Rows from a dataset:
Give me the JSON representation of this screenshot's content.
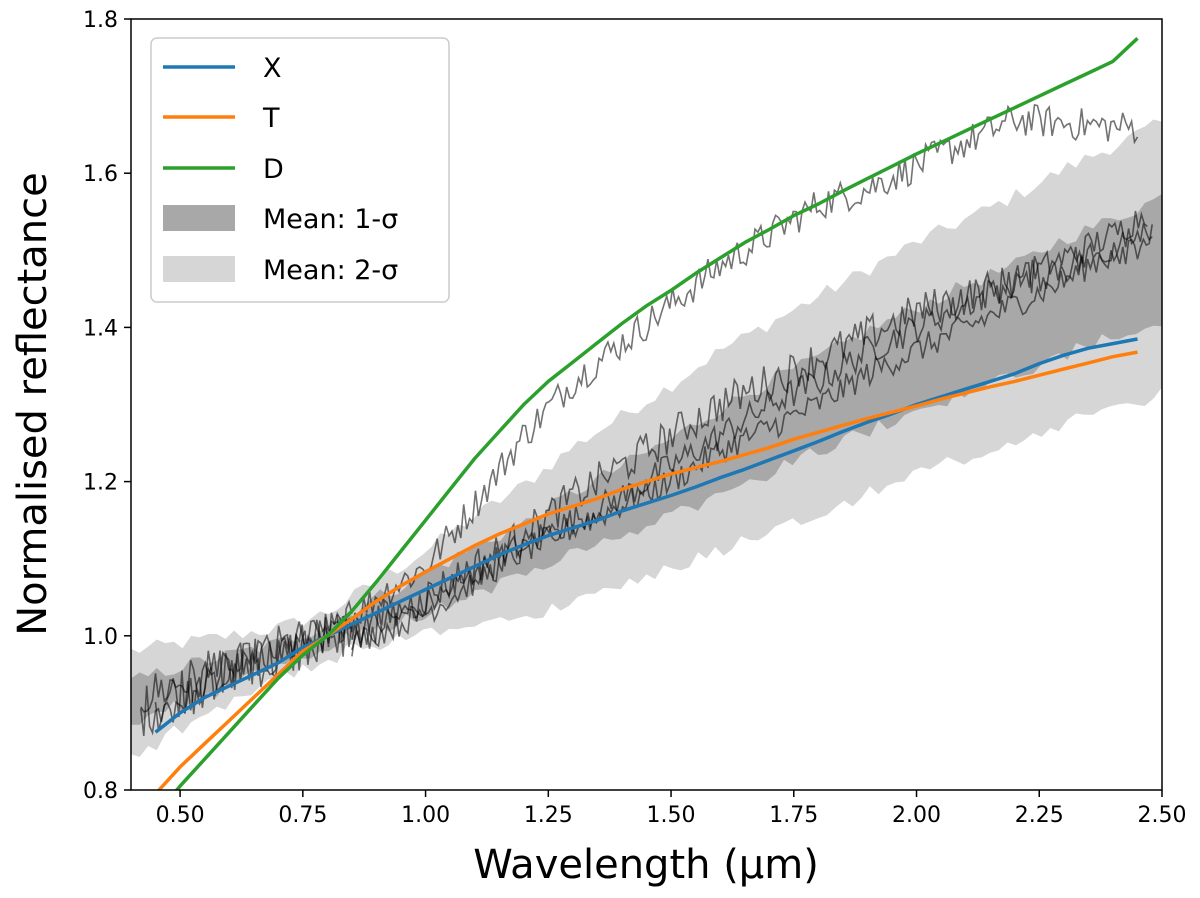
{
  "chart_data": {
    "type": "line",
    "title": "",
    "xlabel": "Wavelength (µm)",
    "ylabel": "Normalised reflectance",
    "xlim": [
      0.4,
      2.5
    ],
    "ylim": [
      0.8,
      1.8
    ],
    "grid": false,
    "legend_position": "top-left",
    "xticks": [
      "0.50",
      "0.75",
      "1.00",
      "1.25",
      "1.50",
      "1.75",
      "2.00",
      "2.25",
      "2.50"
    ],
    "yticks": [
      "0.8",
      "1.0",
      "1.2",
      "1.4",
      "1.6",
      "1.8"
    ],
    "series": [
      {
        "name": "X",
        "color": "#1f77b4",
        "points": [
          [
            0.45,
            0.875
          ],
          [
            0.5,
            0.9
          ],
          [
            0.55,
            0.92
          ],
          [
            0.6,
            0.935
          ],
          [
            0.65,
            0.95
          ],
          [
            0.7,
            0.965
          ],
          [
            0.75,
            0.985
          ],
          [
            0.8,
            1.0
          ],
          [
            0.85,
            1.015
          ],
          [
            0.9,
            1.03
          ],
          [
            0.95,
            1.045
          ],
          [
            1.0,
            1.06
          ],
          [
            1.05,
            1.075
          ],
          [
            1.1,
            1.09
          ],
          [
            1.15,
            1.105
          ],
          [
            1.2,
            1.118
          ],
          [
            1.25,
            1.13
          ],
          [
            1.3,
            1.14
          ],
          [
            1.35,
            1.15
          ],
          [
            1.4,
            1.162
          ],
          [
            1.45,
            1.172
          ],
          [
            1.5,
            1.182
          ],
          [
            1.55,
            1.193
          ],
          [
            1.6,
            1.205
          ],
          [
            1.65,
            1.216
          ],
          [
            1.7,
            1.228
          ],
          [
            1.75,
            1.24
          ],
          [
            1.8,
            1.252
          ],
          [
            1.85,
            1.265
          ],
          [
            1.9,
            1.277
          ],
          [
            1.95,
            1.288
          ],
          [
            2.0,
            1.3
          ],
          [
            2.05,
            1.31
          ],
          [
            2.1,
            1.32
          ],
          [
            2.15,
            1.33
          ],
          [
            2.2,
            1.34
          ],
          [
            2.25,
            1.353
          ],
          [
            2.3,
            1.364
          ],
          [
            2.35,
            1.373
          ],
          [
            2.4,
            1.379
          ],
          [
            2.45,
            1.385
          ]
        ]
      },
      {
        "name": "T",
        "color": "#ff7f0e",
        "points": [
          [
            0.45,
            0.795
          ],
          [
            0.5,
            0.83
          ],
          [
            0.55,
            0.86
          ],
          [
            0.6,
            0.89
          ],
          [
            0.65,
            0.92
          ],
          [
            0.7,
            0.95
          ],
          [
            0.75,
            0.98
          ],
          [
            0.8,
            1.0
          ],
          [
            0.85,
            1.022
          ],
          [
            0.9,
            1.045
          ],
          [
            0.95,
            1.065
          ],
          [
            1.0,
            1.083
          ],
          [
            1.05,
            1.1
          ],
          [
            1.1,
            1.117
          ],
          [
            1.15,
            1.132
          ],
          [
            1.2,
            1.145
          ],
          [
            1.25,
            1.158
          ],
          [
            1.3,
            1.168
          ],
          [
            1.35,
            1.178
          ],
          [
            1.4,
            1.19
          ],
          [
            1.45,
            1.2
          ],
          [
            1.5,
            1.21
          ],
          [
            1.55,
            1.218
          ],
          [
            1.6,
            1.226
          ],
          [
            1.65,
            1.235
          ],
          [
            1.7,
            1.244
          ],
          [
            1.75,
            1.255
          ],
          [
            1.8,
            1.264
          ],
          [
            1.85,
            1.273
          ],
          [
            1.9,
            1.282
          ],
          [
            1.95,
            1.29
          ],
          [
            2.0,
            1.298
          ],
          [
            2.05,
            1.307
          ],
          [
            2.1,
            1.315
          ],
          [
            2.15,
            1.323
          ],
          [
            2.2,
            1.33
          ],
          [
            2.25,
            1.338
          ],
          [
            2.3,
            1.346
          ],
          [
            2.35,
            1.354
          ],
          [
            2.4,
            1.362
          ],
          [
            2.45,
            1.368
          ]
        ]
      },
      {
        "name": "D",
        "color": "#2ca02c",
        "points": [
          [
            0.48,
            0.79
          ],
          [
            0.5,
            0.805
          ],
          [
            0.55,
            0.84
          ],
          [
            0.6,
            0.875
          ],
          [
            0.65,
            0.91
          ],
          [
            0.7,
            0.945
          ],
          [
            0.75,
            0.975
          ],
          [
            0.8,
            1.0
          ],
          [
            0.85,
            1.032
          ],
          [
            0.9,
            1.07
          ],
          [
            0.95,
            1.11
          ],
          [
            1.0,
            1.15
          ],
          [
            1.05,
            1.19
          ],
          [
            1.1,
            1.23
          ],
          [
            1.15,
            1.265
          ],
          [
            1.2,
            1.3
          ],
          [
            1.25,
            1.33
          ],
          [
            1.3,
            1.355
          ],
          [
            1.35,
            1.38
          ],
          [
            1.4,
            1.405
          ],
          [
            1.45,
            1.428
          ],
          [
            1.5,
            1.448
          ],
          [
            1.55,
            1.47
          ],
          [
            1.6,
            1.49
          ],
          [
            1.65,
            1.51
          ],
          [
            1.7,
            1.527
          ],
          [
            1.75,
            1.545
          ],
          [
            1.8,
            1.56
          ],
          [
            1.85,
            1.577
          ],
          [
            1.9,
            1.593
          ],
          [
            1.95,
            1.609
          ],
          [
            2.0,
            1.625
          ],
          [
            2.05,
            1.64
          ],
          [
            2.1,
            1.655
          ],
          [
            2.15,
            1.67
          ],
          [
            2.2,
            1.685
          ],
          [
            2.25,
            1.7
          ],
          [
            2.3,
            1.715
          ],
          [
            2.35,
            1.73
          ],
          [
            2.4,
            1.745
          ],
          [
            2.45,
            1.775
          ]
        ]
      }
    ],
    "mean_spectrum": {
      "x": [
        0.4,
        0.5,
        0.6,
        0.7,
        0.8,
        0.9,
        1.0,
        1.1,
        1.2,
        1.3,
        1.4,
        1.5,
        1.6,
        1.7,
        1.8,
        1.9,
        2.0,
        2.1,
        2.2,
        2.3,
        2.4,
        2.5
      ],
      "mean": [
        0.91,
        0.935,
        0.955,
        0.975,
        1.0,
        1.03,
        1.055,
        1.085,
        1.11,
        1.145,
        1.175,
        1.205,
        1.24,
        1.27,
        1.3,
        1.33,
        1.36,
        1.385,
        1.41,
        1.44,
        1.465,
        1.49
      ]
    },
    "bands": [
      {
        "name": "Mean: 1-σ",
        "color": "#a8a8a8",
        "half_width": [
          0.03,
          0.025,
          0.02,
          0.015,
          0.015,
          0.02,
          0.025,
          0.03,
          0.035,
          0.04,
          0.045,
          0.05,
          0.055,
          0.06,
          0.06,
          0.065,
          0.065,
          0.07,
          0.07,
          0.075,
          0.075,
          0.08
        ]
      },
      {
        "name": "Mean: 2-σ",
        "color": "#d6d6d6",
        "half_width": [
          0.07,
          0.055,
          0.045,
          0.035,
          0.03,
          0.04,
          0.055,
          0.07,
          0.085,
          0.1,
          0.11,
          0.12,
          0.13,
          0.135,
          0.14,
          0.145,
          0.15,
          0.155,
          0.16,
          0.165,
          0.17,
          0.175
        ]
      }
    ],
    "individual_spectra": [
      {
        "color": "#000000",
        "points": [
          [
            0.42,
            0.9
          ],
          [
            0.5,
            0.93
          ],
          [
            0.6,
            0.96
          ],
          [
            0.7,
            0.97
          ],
          [
            0.8,
            1.0
          ],
          [
            0.85,
            1.01
          ]
        ],
        "noise": 0.035
      },
      {
        "color": "#000000",
        "points": [
          [
            0.42,
            0.92
          ],
          [
            0.5,
            0.94
          ],
          [
            0.6,
            0.95
          ],
          [
            0.7,
            0.985
          ],
          [
            0.8,
            1.0
          ],
          [
            0.85,
            1.0
          ]
        ],
        "noise": 0.03
      },
      {
        "color": "#000000",
        "points": [
          [
            0.45,
            0.9
          ],
          [
            0.55,
            0.93
          ],
          [
            0.65,
            0.965
          ],
          [
            0.75,
            0.99
          ],
          [
            0.85,
            1.0
          ]
        ],
        "noise": 0.028
      },
      {
        "color": "#000000",
        "points": [
          [
            0.82,
            1.01
          ],
          [
            0.9,
            1.05
          ],
          [
            1.0,
            1.09
          ],
          [
            1.1,
            1.17
          ],
          [
            1.2,
            1.26
          ],
          [
            1.3,
            1.33
          ],
          [
            1.4,
            1.38
          ],
          [
            1.5,
            1.43
          ],
          [
            1.6,
            1.48
          ],
          [
            1.7,
            1.52
          ],
          [
            1.8,
            1.56
          ],
          [
            1.9,
            1.58
          ],
          [
            2.0,
            1.61
          ],
          [
            2.1,
            1.64
          ],
          [
            2.2,
            1.67
          ],
          [
            2.3,
            1.665
          ],
          [
            2.4,
            1.66
          ],
          [
            2.45,
            1.66
          ]
        ],
        "noise": 0.022
      },
      {
        "color": "#000000",
        "points": [
          [
            0.85,
            1.0
          ],
          [
            1.0,
            1.04
          ],
          [
            1.1,
            1.08
          ],
          [
            1.2,
            1.12
          ],
          [
            1.3,
            1.15
          ],
          [
            1.4,
            1.18
          ],
          [
            1.5,
            1.22
          ],
          [
            1.6,
            1.26
          ],
          [
            1.7,
            1.3
          ],
          [
            1.8,
            1.33
          ],
          [
            1.9,
            1.37
          ],
          [
            2.0,
            1.4
          ],
          [
            2.1,
            1.43
          ],
          [
            2.2,
            1.46
          ],
          [
            2.3,
            1.49
          ],
          [
            2.4,
            1.52
          ],
          [
            2.47,
            1.55
          ]
        ],
        "noise": 0.02
      },
      {
        "color": "#000000",
        "points": [
          [
            0.85,
            0.99
          ],
          [
            1.0,
            1.03
          ],
          [
            1.1,
            1.07
          ],
          [
            1.2,
            1.11
          ],
          [
            1.3,
            1.14
          ],
          [
            1.4,
            1.17
          ],
          [
            1.5,
            1.2
          ],
          [
            1.6,
            1.24
          ],
          [
            1.7,
            1.27
          ],
          [
            1.8,
            1.3
          ],
          [
            1.9,
            1.34
          ],
          [
            2.0,
            1.37
          ],
          [
            2.1,
            1.4
          ],
          [
            2.2,
            1.43
          ],
          [
            2.3,
            1.46
          ],
          [
            2.4,
            1.5
          ],
          [
            2.48,
            1.53
          ]
        ],
        "noise": 0.018
      },
      {
        "color": "#000000",
        "points": [
          [
            0.85,
            1.0
          ],
          [
            1.0,
            1.05
          ],
          [
            1.1,
            1.09
          ],
          [
            1.2,
            1.13
          ],
          [
            1.3,
            1.18
          ],
          [
            1.4,
            1.22
          ],
          [
            1.5,
            1.26
          ],
          [
            1.6,
            1.3
          ],
          [
            1.7,
            1.33
          ],
          [
            1.8,
            1.36
          ],
          [
            1.9,
            1.39
          ],
          [
            2.0,
            1.42
          ],
          [
            2.1,
            1.44
          ],
          [
            2.2,
            1.46
          ],
          [
            2.3,
            1.48
          ],
          [
            2.4,
            1.5
          ],
          [
            2.48,
            1.52
          ]
        ],
        "noise": 0.025
      }
    ]
  }
}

• EXERCISE BRIEF
Check each line of the data above for the word "noise" and say how many lines have it. Give the number alone.

• OUTPUT OF THE EXERCISE
7